(Figure record extracts)
......

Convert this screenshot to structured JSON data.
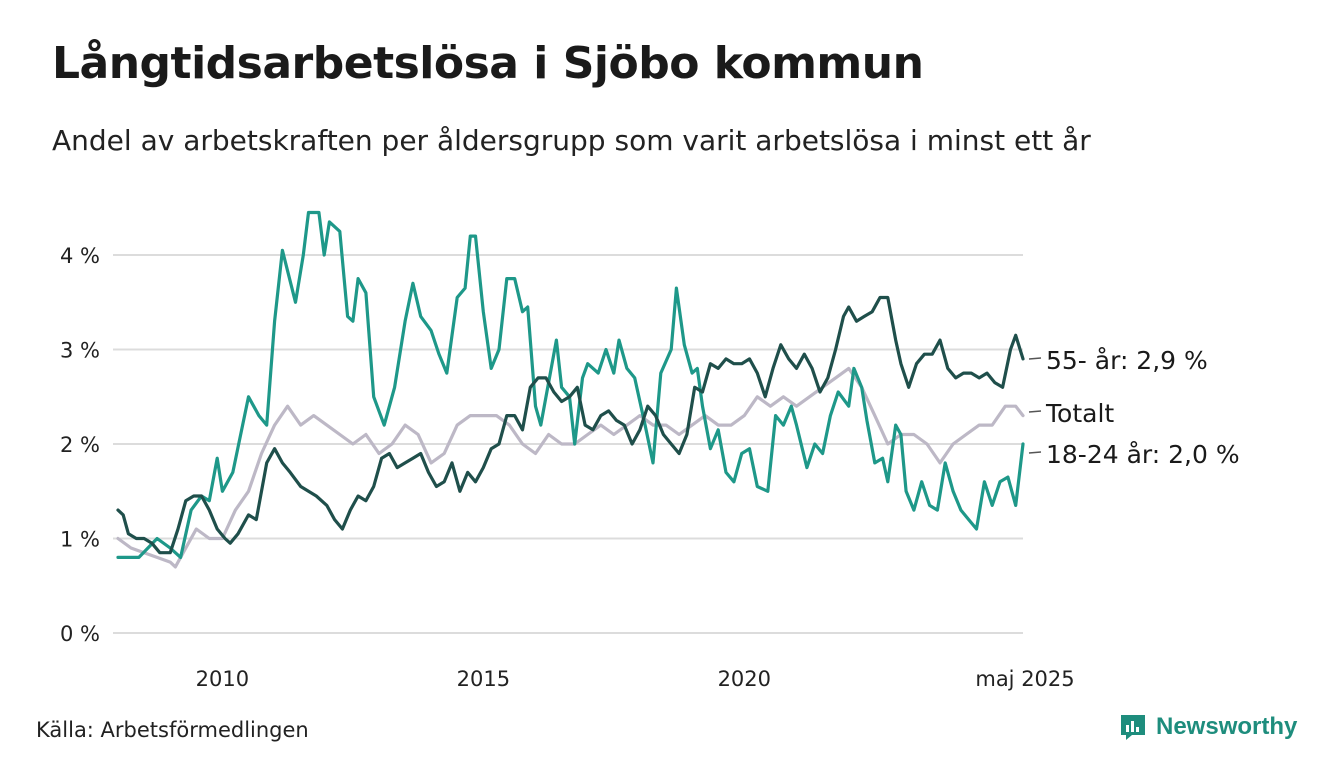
{
  "title": "Långtidsarbetslösa i Sjöbo kommun",
  "subtitle": "Andel av arbetskraften per åldersgrupp som varit arbetslösa i minst ett år",
  "source": "Källa: Arbetsförmedlingen",
  "brand": {
    "name": "Newsworthy",
    "icon": "bar-chart-logo-icon",
    "color": "#1e8d7d"
  },
  "chart_data": {
    "type": "line",
    "title": "Långtidsarbetslösa i Sjöbo kommun",
    "xlabel": "",
    "ylabel": "",
    "xlim": [
      2008.0,
      2025.34
    ],
    "ylim": [
      0,
      4.5
    ],
    "grid": true,
    "y_ticks": [
      0,
      1,
      2,
      3,
      4
    ],
    "y_tick_labels": [
      "0 %",
      "1 %",
      "2 %",
      "3 %",
      "4 %"
    ],
    "x_ticks": [
      2010,
      2015,
      2020,
      2025.34
    ],
    "x_tick_labels": [
      "2010",
      "2015",
      "2020",
      "maj 2025"
    ],
    "legend": "direct labels at line ends",
    "series": [
      {
        "name": "Totalt",
        "label": "Totalt",
        "color": "#bdb8c6",
        "points": [
          [
            2008.0,
            1.0
          ],
          [
            2008.25,
            0.9
          ],
          [
            2008.5,
            0.85
          ],
          [
            2008.75,
            0.8
          ],
          [
            2009.0,
            0.75
          ],
          [
            2009.1,
            0.7
          ],
          [
            2009.25,
            0.85
          ],
          [
            2009.5,
            1.1
          ],
          [
            2009.75,
            1.0
          ],
          [
            2010.0,
            1.0
          ],
          [
            2010.25,
            1.3
          ],
          [
            2010.5,
            1.5
          ],
          [
            2010.75,
            1.9
          ],
          [
            2011.0,
            2.2
          ],
          [
            2011.25,
            2.4
          ],
          [
            2011.5,
            2.2
          ],
          [
            2011.75,
            2.3
          ],
          [
            2012.0,
            2.2
          ],
          [
            2012.25,
            2.1
          ],
          [
            2012.5,
            2.0
          ],
          [
            2012.75,
            2.1
          ],
          [
            2013.0,
            1.9
          ],
          [
            2013.25,
            2.0
          ],
          [
            2013.5,
            2.2
          ],
          [
            2013.75,
            2.1
          ],
          [
            2014.0,
            1.8
          ],
          [
            2014.25,
            1.9
          ],
          [
            2014.5,
            2.2
          ],
          [
            2014.75,
            2.3
          ],
          [
            2015.0,
            2.3
          ],
          [
            2015.25,
            2.3
          ],
          [
            2015.5,
            2.2
          ],
          [
            2015.75,
            2.0
          ],
          [
            2016.0,
            1.9
          ],
          [
            2016.25,
            2.1
          ],
          [
            2016.5,
            2.0
          ],
          [
            2016.75,
            2.0
          ],
          [
            2017.0,
            2.1
          ],
          [
            2017.25,
            2.2
          ],
          [
            2017.5,
            2.1
          ],
          [
            2017.75,
            2.2
          ],
          [
            2018.0,
            2.3
          ],
          [
            2018.25,
            2.2
          ],
          [
            2018.5,
            2.2
          ],
          [
            2018.75,
            2.1
          ],
          [
            2019.0,
            2.2
          ],
          [
            2019.25,
            2.3
          ],
          [
            2019.5,
            2.2
          ],
          [
            2019.75,
            2.2
          ],
          [
            2020.0,
            2.3
          ],
          [
            2020.25,
            2.5
          ],
          [
            2020.5,
            2.4
          ],
          [
            2020.75,
            2.5
          ],
          [
            2021.0,
            2.4
          ],
          [
            2021.25,
            2.5
          ],
          [
            2021.5,
            2.6
          ],
          [
            2021.75,
            2.7
          ],
          [
            2022.0,
            2.8
          ],
          [
            2022.25,
            2.6
          ],
          [
            2022.5,
            2.3
          ],
          [
            2022.75,
            2.0
          ],
          [
            2023.0,
            2.1
          ],
          [
            2023.25,
            2.1
          ],
          [
            2023.5,
            2.0
          ],
          [
            2023.75,
            1.8
          ],
          [
            2024.0,
            2.0
          ],
          [
            2024.25,
            2.1
          ],
          [
            2024.5,
            2.2
          ],
          [
            2024.75,
            2.2
          ],
          [
            2025.0,
            2.4
          ],
          [
            2025.2,
            2.4
          ],
          [
            2025.34,
            2.3
          ]
        ]
      },
      {
        "name": "18-24 år",
        "label": "18-24 år: 2,0 %",
        "color": "#1e9889",
        "points": [
          [
            2008.0,
            0.8
          ],
          [
            2008.4,
            0.8
          ],
          [
            2008.75,
            1.0
          ],
          [
            2009.0,
            0.9
          ],
          [
            2009.2,
            0.8
          ],
          [
            2009.4,
            1.3
          ],
          [
            2009.6,
            1.45
          ],
          [
            2009.75,
            1.4
          ],
          [
            2009.9,
            1.85
          ],
          [
            2010.0,
            1.5
          ],
          [
            2010.2,
            1.7
          ],
          [
            2010.5,
            2.5
          ],
          [
            2010.7,
            2.3
          ],
          [
            2010.85,
            2.2
          ],
          [
            2011.0,
            3.3
          ],
          [
            2011.15,
            4.05
          ],
          [
            2011.4,
            3.5
          ],
          [
            2011.55,
            4.0
          ],
          [
            2011.65,
            4.45
          ],
          [
            2011.85,
            4.45
          ],
          [
            2011.95,
            4.0
          ],
          [
            2012.05,
            4.35
          ],
          [
            2012.25,
            4.25
          ],
          [
            2012.4,
            3.35
          ],
          [
            2012.5,
            3.3
          ],
          [
            2012.6,
            3.75
          ],
          [
            2012.75,
            3.6
          ],
          [
            2012.9,
            2.5
          ],
          [
            2013.1,
            2.2
          ],
          [
            2013.3,
            2.6
          ],
          [
            2013.5,
            3.3
          ],
          [
            2013.65,
            3.7
          ],
          [
            2013.8,
            3.35
          ],
          [
            2014.0,
            3.2
          ],
          [
            2014.15,
            2.95
          ],
          [
            2014.3,
            2.75
          ],
          [
            2014.5,
            3.55
          ],
          [
            2014.65,
            3.65
          ],
          [
            2014.75,
            4.2
          ],
          [
            2014.85,
            4.2
          ],
          [
            2015.0,
            3.4
          ],
          [
            2015.15,
            2.8
          ],
          [
            2015.3,
            3.0
          ],
          [
            2015.45,
            3.75
          ],
          [
            2015.6,
            3.75
          ],
          [
            2015.75,
            3.4
          ],
          [
            2015.85,
            3.45
          ],
          [
            2016.0,
            2.4
          ],
          [
            2016.1,
            2.2
          ],
          [
            2016.25,
            2.65
          ],
          [
            2016.4,
            3.1
          ],
          [
            2016.5,
            2.6
          ],
          [
            2016.65,
            2.5
          ],
          [
            2016.75,
            2.0
          ],
          [
            2016.9,
            2.7
          ],
          [
            2017.0,
            2.85
          ],
          [
            2017.2,
            2.75
          ],
          [
            2017.35,
            3.0
          ],
          [
            2017.5,
            2.75
          ],
          [
            2017.6,
            3.1
          ],
          [
            2017.75,
            2.8
          ],
          [
            2017.9,
            2.7
          ],
          [
            2018.1,
            2.2
          ],
          [
            2018.25,
            1.8
          ],
          [
            2018.4,
            2.75
          ],
          [
            2018.6,
            3.0
          ],
          [
            2018.7,
            3.65
          ],
          [
            2018.85,
            3.05
          ],
          [
            2019.0,
            2.75
          ],
          [
            2019.1,
            2.8
          ],
          [
            2019.2,
            2.4
          ],
          [
            2019.35,
            1.95
          ],
          [
            2019.5,
            2.15
          ],
          [
            2019.65,
            1.7
          ],
          [
            2019.8,
            1.6
          ],
          [
            2019.95,
            1.9
          ],
          [
            2020.1,
            1.95
          ],
          [
            2020.25,
            1.55
          ],
          [
            2020.45,
            1.5
          ],
          [
            2020.6,
            2.3
          ],
          [
            2020.75,
            2.2
          ],
          [
            2020.9,
            2.4
          ],
          [
            2021.0,
            2.2
          ],
          [
            2021.2,
            1.75
          ],
          [
            2021.35,
            2.0
          ],
          [
            2021.5,
            1.9
          ],
          [
            2021.65,
            2.3
          ],
          [
            2021.8,
            2.55
          ],
          [
            2022.0,
            2.4
          ],
          [
            2022.1,
            2.8
          ],
          [
            2022.25,
            2.6
          ],
          [
            2022.35,
            2.25
          ],
          [
            2022.5,
            1.8
          ],
          [
            2022.65,
            1.85
          ],
          [
            2022.75,
            1.6
          ],
          [
            2022.9,
            2.2
          ],
          [
            2023.0,
            2.1
          ],
          [
            2023.1,
            1.5
          ],
          [
            2023.25,
            1.3
          ],
          [
            2023.4,
            1.6
          ],
          [
            2023.55,
            1.35
          ],
          [
            2023.7,
            1.3
          ],
          [
            2023.85,
            1.8
          ],
          [
            2024.0,
            1.5
          ],
          [
            2024.15,
            1.3
          ],
          [
            2024.3,
            1.2
          ],
          [
            2024.45,
            1.1
          ],
          [
            2024.6,
            1.6
          ],
          [
            2024.75,
            1.35
          ],
          [
            2024.9,
            1.6
          ],
          [
            2025.05,
            1.65
          ],
          [
            2025.2,
            1.35
          ],
          [
            2025.34,
            2.0
          ]
        ]
      },
      {
        "name": "55- år",
        "label": "55- år: 2,9 %",
        "color": "#1f4f4b",
        "points": [
          [
            2008.0,
            1.3
          ],
          [
            2008.1,
            1.25
          ],
          [
            2008.2,
            1.05
          ],
          [
            2008.35,
            1.0
          ],
          [
            2008.5,
            1.0
          ],
          [
            2008.65,
            0.95
          ],
          [
            2008.8,
            0.85
          ],
          [
            2009.0,
            0.85
          ],
          [
            2009.15,
            1.1
          ],
          [
            2009.3,
            1.4
          ],
          [
            2009.45,
            1.45
          ],
          [
            2009.6,
            1.45
          ],
          [
            2009.75,
            1.3
          ],
          [
            2009.9,
            1.1
          ],
          [
            2010.05,
            1.0
          ],
          [
            2010.15,
            0.95
          ],
          [
            2010.3,
            1.05
          ],
          [
            2010.5,
            1.25
          ],
          [
            2010.65,
            1.2
          ],
          [
            2010.85,
            1.8
          ],
          [
            2011.0,
            1.95
          ],
          [
            2011.15,
            1.8
          ],
          [
            2011.3,
            1.7
          ],
          [
            2011.5,
            1.55
          ],
          [
            2011.65,
            1.5
          ],
          [
            2011.8,
            1.45
          ],
          [
            2012.0,
            1.35
          ],
          [
            2012.15,
            1.2
          ],
          [
            2012.3,
            1.1
          ],
          [
            2012.45,
            1.3
          ],
          [
            2012.6,
            1.45
          ],
          [
            2012.75,
            1.4
          ],
          [
            2012.9,
            1.55
          ],
          [
            2013.05,
            1.85
          ],
          [
            2013.2,
            1.9
          ],
          [
            2013.35,
            1.75
          ],
          [
            2013.5,
            1.8
          ],
          [
            2013.65,
            1.85
          ],
          [
            2013.8,
            1.9
          ],
          [
            2013.95,
            1.7
          ],
          [
            2014.1,
            1.55
          ],
          [
            2014.25,
            1.6
          ],
          [
            2014.4,
            1.8
          ],
          [
            2014.55,
            1.5
          ],
          [
            2014.7,
            1.7
          ],
          [
            2014.85,
            1.6
          ],
          [
            2015.0,
            1.75
          ],
          [
            2015.15,
            1.95
          ],
          [
            2015.3,
            2.0
          ],
          [
            2015.45,
            2.3
          ],
          [
            2015.6,
            2.3
          ],
          [
            2015.75,
            2.15
          ],
          [
            2015.9,
            2.6
          ],
          [
            2016.05,
            2.7
          ],
          [
            2016.2,
            2.7
          ],
          [
            2016.35,
            2.55
          ],
          [
            2016.5,
            2.45
          ],
          [
            2016.65,
            2.5
          ],
          [
            2016.8,
            2.6
          ],
          [
            2016.95,
            2.2
          ],
          [
            2017.1,
            2.15
          ],
          [
            2017.25,
            2.3
          ],
          [
            2017.4,
            2.35
          ],
          [
            2017.55,
            2.25
          ],
          [
            2017.7,
            2.2
          ],
          [
            2017.85,
            2.0
          ],
          [
            2018.0,
            2.15
          ],
          [
            2018.15,
            2.4
          ],
          [
            2018.3,
            2.3
          ],
          [
            2018.45,
            2.1
          ],
          [
            2018.6,
            2.0
          ],
          [
            2018.75,
            1.9
          ],
          [
            2018.9,
            2.1
          ],
          [
            2019.05,
            2.6
          ],
          [
            2019.2,
            2.55
          ],
          [
            2019.35,
            2.85
          ],
          [
            2019.5,
            2.8
          ],
          [
            2019.65,
            2.9
          ],
          [
            2019.8,
            2.85
          ],
          [
            2019.95,
            2.85
          ],
          [
            2020.1,
            2.9
          ],
          [
            2020.25,
            2.75
          ],
          [
            2020.4,
            2.5
          ],
          [
            2020.55,
            2.8
          ],
          [
            2020.7,
            3.05
          ],
          [
            2020.85,
            2.9
          ],
          [
            2021.0,
            2.8
          ],
          [
            2021.15,
            2.95
          ],
          [
            2021.3,
            2.8
          ],
          [
            2021.45,
            2.55
          ],
          [
            2021.6,
            2.7
          ],
          [
            2021.75,
            3.0
          ],
          [
            2021.9,
            3.35
          ],
          [
            2022.0,
            3.45
          ],
          [
            2022.15,
            3.3
          ],
          [
            2022.3,
            3.35
          ],
          [
            2022.45,
            3.4
          ],
          [
            2022.6,
            3.55
          ],
          [
            2022.75,
            3.55
          ],
          [
            2022.9,
            3.1
          ],
          [
            2023.0,
            2.85
          ],
          [
            2023.15,
            2.6
          ],
          [
            2023.3,
            2.85
          ],
          [
            2023.45,
            2.95
          ],
          [
            2023.6,
            2.95
          ],
          [
            2023.75,
            3.1
          ],
          [
            2023.9,
            2.8
          ],
          [
            2024.05,
            2.7
          ],
          [
            2024.2,
            2.75
          ],
          [
            2024.35,
            2.75
          ],
          [
            2024.5,
            2.7
          ],
          [
            2024.65,
            2.75
          ],
          [
            2024.8,
            2.65
          ],
          [
            2024.95,
            2.6
          ],
          [
            2025.1,
            3.0
          ],
          [
            2025.2,
            3.15
          ],
          [
            2025.34,
            2.9
          ]
        ]
      }
    ]
  }
}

......

**The request**
Copy out the lines that hold "kommun".

**Response**
  "title": "Långtidsarbetslösa i Sjöbo kommun",
    "title": "Långtidsarbetslösa i Sjöbo kommun",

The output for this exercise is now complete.